Written request:
Retype the material word for word.

Data for processing:
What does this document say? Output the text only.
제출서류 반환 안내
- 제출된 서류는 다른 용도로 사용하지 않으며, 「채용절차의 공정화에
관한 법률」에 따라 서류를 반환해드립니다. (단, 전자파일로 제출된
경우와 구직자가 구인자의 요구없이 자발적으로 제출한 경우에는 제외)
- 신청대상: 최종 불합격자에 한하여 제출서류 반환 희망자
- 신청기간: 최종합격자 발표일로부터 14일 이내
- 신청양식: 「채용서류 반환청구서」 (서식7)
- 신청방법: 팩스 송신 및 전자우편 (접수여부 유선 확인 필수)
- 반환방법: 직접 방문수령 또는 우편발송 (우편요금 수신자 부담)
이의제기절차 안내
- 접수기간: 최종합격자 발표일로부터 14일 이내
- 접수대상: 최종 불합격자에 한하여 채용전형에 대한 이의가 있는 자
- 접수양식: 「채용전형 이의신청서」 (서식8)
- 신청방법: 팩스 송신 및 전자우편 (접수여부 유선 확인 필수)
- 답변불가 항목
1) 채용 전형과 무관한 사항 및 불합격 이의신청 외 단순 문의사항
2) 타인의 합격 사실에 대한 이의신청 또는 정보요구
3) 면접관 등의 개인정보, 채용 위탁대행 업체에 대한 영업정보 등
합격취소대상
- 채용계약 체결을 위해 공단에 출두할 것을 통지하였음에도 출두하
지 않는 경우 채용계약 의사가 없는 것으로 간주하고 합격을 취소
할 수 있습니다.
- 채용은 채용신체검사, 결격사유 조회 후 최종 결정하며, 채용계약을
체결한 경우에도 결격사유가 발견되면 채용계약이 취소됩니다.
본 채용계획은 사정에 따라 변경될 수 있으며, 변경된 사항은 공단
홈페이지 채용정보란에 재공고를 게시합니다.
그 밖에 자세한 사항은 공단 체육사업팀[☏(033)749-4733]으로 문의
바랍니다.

Task solution:
What does this document say? Output the text only.
제출서류 반환 안내
- 제출된 서류는 다른 용도로 사용하지 않으며, 「채용절차의 공정화에
관한 법률」에 따라 서류를 반환해드립니다. (단, 전자파일로 제출된
경우와 구직자가 구인자의 요구없이 자발적으로 제출한 경우에는 제외)
- 신청대상: 최종 불합격자에 한하여 제출서류 반환 희망자
- 신청기간: 최종합격자 발표일로부터 14일 이내
- 신청양식: 「채용서류 반환청구서」 (서식7)
- 신청방법: 팩스 송신 및 전자우편 (접수여부 유선 확인 필수)
- 반환방법: 직접 방문수령 또는 우편발송 (우편요금 수신자 부담)
이의제기절차 안내
- 접수기간: 최종합격자 발표일로부터 14일 이내
- 접수대상: 최종 불합격자에 한하여 채용전형에 대한 이의가 있는 자
- 접수양식: 「채용전형 이의신청서」 (서식8)
- 신청방법: 팩스 송신 및 전자우편 (접수여부 유선 확인 필수)
- 답변불가 항목
1) 채용 전형과 무관한 사항 및 불합격 이의신청 외 단순 문의사항
2) 타인의 합격 사실에 대한 이의신청 또는 정보요구
3) 면접관 등의 개인정보, 채용 위탁대행 업체에 대한 영업정보 등
합격취소대상
- 채용계약 체결을 위해 공단에 출두할 것을 통지하였음에도 출두하
지 않는 경우 채용계약 의사가 없는 것으로 간주하고 합격을 취소
할 수 있습니다.
- 채용은 채용신체검사, 결격사유 조회 후 최종 결정하며, 채용계약을
체결한 경우에도 결격사유가 발견되면 채용계약이 취소됩니다.
본 채용계획은 사정에 따라 변경될 수 있으며, 변경된 사항은 공단
홈페이지 채용정보란에 재공고를 게시합니다.
그 밖에 자세한 사항은 공단 체육사업팀[☏(033)749-4733]으로 문의
바랍니다.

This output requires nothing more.